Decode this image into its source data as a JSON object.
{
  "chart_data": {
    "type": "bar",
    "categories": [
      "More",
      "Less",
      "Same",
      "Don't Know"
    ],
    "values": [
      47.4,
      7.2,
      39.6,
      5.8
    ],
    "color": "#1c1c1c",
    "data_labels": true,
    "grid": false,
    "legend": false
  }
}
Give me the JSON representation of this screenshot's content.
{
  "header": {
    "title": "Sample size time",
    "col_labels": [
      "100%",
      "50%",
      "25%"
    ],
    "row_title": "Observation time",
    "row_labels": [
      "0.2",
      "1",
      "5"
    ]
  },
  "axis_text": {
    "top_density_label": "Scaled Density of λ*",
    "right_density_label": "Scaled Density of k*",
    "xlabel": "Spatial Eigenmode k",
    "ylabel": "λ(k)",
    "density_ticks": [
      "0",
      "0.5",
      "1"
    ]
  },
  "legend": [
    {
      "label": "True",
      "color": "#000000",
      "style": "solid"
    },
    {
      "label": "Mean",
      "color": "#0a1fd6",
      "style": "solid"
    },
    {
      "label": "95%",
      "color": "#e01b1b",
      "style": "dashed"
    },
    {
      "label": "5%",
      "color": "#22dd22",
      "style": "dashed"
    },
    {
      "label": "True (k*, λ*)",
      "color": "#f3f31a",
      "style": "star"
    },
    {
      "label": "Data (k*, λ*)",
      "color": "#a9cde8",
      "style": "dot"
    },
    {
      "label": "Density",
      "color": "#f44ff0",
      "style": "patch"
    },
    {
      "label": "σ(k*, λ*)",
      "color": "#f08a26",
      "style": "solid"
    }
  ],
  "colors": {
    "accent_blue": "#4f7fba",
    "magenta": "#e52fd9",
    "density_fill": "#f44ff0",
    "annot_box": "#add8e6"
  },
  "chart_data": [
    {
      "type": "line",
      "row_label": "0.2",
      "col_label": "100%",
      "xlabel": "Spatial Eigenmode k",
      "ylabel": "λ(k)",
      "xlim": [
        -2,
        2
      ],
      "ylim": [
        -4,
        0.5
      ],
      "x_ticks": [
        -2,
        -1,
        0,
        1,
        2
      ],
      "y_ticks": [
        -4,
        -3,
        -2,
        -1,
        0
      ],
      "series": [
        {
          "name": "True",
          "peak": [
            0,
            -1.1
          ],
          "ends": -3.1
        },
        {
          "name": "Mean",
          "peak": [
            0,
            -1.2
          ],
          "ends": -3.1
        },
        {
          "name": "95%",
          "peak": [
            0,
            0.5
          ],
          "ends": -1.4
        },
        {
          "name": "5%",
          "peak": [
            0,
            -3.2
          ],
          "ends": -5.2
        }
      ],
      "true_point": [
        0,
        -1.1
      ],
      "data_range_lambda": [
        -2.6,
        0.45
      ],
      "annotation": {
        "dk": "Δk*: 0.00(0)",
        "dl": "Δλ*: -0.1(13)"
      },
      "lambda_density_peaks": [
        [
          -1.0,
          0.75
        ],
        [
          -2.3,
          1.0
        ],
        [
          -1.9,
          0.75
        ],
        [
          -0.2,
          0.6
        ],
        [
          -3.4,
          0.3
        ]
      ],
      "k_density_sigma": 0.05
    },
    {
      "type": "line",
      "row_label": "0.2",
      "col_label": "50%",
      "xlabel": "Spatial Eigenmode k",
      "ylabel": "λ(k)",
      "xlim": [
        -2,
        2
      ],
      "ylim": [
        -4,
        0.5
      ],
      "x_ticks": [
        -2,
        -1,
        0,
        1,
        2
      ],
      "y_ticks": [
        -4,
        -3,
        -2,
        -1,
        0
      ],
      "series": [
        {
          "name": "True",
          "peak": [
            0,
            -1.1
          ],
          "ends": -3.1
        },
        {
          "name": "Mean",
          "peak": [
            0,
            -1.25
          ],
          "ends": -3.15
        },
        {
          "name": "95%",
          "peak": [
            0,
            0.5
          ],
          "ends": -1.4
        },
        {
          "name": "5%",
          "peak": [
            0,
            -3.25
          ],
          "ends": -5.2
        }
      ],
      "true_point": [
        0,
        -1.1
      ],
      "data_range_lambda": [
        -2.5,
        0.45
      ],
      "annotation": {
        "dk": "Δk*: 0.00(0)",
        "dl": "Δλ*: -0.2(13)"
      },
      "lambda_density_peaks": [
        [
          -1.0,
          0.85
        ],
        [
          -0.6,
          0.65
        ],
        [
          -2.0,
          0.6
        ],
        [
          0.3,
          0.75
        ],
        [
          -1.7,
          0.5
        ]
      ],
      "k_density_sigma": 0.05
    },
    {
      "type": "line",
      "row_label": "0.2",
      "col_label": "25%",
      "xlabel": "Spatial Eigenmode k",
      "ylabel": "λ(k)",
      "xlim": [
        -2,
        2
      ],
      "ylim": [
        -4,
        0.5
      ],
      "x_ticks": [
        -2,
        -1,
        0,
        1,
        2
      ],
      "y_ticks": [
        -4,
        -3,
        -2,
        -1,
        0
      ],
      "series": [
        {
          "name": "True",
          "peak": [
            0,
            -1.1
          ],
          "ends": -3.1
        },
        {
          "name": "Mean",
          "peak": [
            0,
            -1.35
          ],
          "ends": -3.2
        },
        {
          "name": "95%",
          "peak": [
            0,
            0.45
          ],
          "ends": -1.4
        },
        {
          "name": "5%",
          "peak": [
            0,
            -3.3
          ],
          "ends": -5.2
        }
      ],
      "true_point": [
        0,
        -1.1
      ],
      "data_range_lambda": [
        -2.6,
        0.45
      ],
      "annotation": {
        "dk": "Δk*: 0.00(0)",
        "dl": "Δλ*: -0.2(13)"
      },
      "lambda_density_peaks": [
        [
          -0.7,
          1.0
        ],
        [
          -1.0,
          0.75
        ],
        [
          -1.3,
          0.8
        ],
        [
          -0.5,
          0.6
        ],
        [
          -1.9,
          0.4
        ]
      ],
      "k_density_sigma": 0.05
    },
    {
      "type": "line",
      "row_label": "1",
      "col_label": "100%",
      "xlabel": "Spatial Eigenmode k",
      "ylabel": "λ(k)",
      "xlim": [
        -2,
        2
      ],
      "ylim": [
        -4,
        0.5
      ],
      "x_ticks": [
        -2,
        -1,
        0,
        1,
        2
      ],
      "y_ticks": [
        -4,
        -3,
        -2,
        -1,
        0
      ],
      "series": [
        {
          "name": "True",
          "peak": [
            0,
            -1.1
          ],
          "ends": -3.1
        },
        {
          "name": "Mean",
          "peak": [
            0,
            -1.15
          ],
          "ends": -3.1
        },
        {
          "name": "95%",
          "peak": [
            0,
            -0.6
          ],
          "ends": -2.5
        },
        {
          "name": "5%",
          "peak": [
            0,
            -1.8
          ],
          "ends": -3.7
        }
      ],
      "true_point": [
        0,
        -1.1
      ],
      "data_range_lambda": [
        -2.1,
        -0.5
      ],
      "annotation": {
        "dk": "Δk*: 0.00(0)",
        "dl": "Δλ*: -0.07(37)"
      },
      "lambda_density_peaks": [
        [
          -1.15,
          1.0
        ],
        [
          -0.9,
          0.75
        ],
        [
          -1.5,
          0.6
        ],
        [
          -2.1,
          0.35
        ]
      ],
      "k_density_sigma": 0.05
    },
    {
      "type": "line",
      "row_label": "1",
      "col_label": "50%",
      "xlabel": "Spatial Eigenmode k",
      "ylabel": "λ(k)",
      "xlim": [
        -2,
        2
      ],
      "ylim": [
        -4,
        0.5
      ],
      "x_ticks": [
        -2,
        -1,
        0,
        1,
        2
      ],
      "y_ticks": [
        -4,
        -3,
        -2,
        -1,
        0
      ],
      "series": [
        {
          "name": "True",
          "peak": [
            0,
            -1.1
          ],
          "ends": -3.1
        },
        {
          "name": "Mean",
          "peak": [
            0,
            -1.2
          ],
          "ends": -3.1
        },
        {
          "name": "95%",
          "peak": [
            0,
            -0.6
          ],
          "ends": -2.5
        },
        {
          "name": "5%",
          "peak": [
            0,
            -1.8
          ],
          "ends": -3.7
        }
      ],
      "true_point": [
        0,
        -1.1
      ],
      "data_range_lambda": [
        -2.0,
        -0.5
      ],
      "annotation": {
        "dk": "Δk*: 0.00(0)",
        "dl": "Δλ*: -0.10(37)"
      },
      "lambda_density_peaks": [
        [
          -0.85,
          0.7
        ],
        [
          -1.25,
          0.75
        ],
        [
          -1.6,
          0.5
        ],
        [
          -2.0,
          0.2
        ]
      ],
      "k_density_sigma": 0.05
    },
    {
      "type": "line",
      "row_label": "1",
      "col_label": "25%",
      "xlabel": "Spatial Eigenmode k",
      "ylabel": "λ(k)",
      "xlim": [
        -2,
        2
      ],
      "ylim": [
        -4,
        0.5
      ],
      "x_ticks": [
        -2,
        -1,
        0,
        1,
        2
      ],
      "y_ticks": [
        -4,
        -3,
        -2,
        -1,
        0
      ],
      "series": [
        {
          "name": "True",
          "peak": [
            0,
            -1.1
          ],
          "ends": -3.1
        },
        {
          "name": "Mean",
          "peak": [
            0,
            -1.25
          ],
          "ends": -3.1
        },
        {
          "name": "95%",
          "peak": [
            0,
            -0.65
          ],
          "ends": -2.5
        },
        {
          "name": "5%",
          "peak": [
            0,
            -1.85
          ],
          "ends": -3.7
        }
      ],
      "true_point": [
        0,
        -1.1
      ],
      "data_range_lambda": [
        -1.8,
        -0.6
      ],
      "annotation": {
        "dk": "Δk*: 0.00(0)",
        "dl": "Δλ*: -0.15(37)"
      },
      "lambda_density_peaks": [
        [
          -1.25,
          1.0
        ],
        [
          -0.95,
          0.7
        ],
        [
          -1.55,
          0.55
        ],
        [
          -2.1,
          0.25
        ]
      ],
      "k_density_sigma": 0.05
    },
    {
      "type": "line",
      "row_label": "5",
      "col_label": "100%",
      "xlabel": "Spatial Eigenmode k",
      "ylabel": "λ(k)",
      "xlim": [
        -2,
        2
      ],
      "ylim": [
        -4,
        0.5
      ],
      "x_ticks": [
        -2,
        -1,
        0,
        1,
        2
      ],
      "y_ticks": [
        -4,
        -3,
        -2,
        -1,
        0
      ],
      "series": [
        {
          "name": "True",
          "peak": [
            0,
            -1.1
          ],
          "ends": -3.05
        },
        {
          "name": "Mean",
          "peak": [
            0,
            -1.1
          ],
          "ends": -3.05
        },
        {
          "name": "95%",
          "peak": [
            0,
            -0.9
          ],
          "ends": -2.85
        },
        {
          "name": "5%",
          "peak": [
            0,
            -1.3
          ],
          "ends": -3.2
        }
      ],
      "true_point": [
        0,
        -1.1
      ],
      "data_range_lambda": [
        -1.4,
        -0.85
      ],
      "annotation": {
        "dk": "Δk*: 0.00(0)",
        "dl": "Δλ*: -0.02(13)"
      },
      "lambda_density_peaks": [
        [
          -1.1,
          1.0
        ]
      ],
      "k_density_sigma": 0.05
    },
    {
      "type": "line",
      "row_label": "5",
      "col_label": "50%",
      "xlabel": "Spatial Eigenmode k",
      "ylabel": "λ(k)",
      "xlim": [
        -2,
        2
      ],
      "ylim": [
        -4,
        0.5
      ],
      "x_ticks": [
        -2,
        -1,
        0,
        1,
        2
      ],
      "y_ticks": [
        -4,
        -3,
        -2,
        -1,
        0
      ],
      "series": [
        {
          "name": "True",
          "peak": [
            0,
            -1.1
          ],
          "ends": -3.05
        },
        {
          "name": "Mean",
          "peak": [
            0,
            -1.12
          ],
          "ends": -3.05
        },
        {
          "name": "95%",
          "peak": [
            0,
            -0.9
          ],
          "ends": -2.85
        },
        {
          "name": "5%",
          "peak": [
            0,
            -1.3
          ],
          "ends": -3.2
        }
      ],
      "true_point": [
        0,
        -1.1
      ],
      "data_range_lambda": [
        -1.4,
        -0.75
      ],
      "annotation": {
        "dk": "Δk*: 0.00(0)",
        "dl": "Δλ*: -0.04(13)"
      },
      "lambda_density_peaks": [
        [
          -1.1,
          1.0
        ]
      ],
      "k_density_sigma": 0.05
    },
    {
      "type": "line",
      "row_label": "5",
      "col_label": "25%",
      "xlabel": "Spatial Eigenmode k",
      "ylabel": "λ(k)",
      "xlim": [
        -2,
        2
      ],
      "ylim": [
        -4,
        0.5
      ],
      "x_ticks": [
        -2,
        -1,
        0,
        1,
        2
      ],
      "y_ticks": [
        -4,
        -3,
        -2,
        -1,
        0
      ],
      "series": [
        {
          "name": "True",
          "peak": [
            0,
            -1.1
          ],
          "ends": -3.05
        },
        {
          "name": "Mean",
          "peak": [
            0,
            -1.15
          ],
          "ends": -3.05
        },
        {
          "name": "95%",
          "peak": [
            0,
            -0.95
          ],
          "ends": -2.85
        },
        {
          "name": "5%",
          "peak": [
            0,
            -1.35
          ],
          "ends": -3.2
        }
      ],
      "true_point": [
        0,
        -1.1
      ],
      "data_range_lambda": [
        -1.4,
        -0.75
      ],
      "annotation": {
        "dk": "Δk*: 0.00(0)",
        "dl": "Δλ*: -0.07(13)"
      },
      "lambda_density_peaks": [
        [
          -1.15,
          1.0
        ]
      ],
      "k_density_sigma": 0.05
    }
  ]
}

**TASK DESCRIPTION**
For the entries shown above, give the number of lines that include the word "JSON", without any other text.

**SOLUTION FOR THIS EXERCISE**
2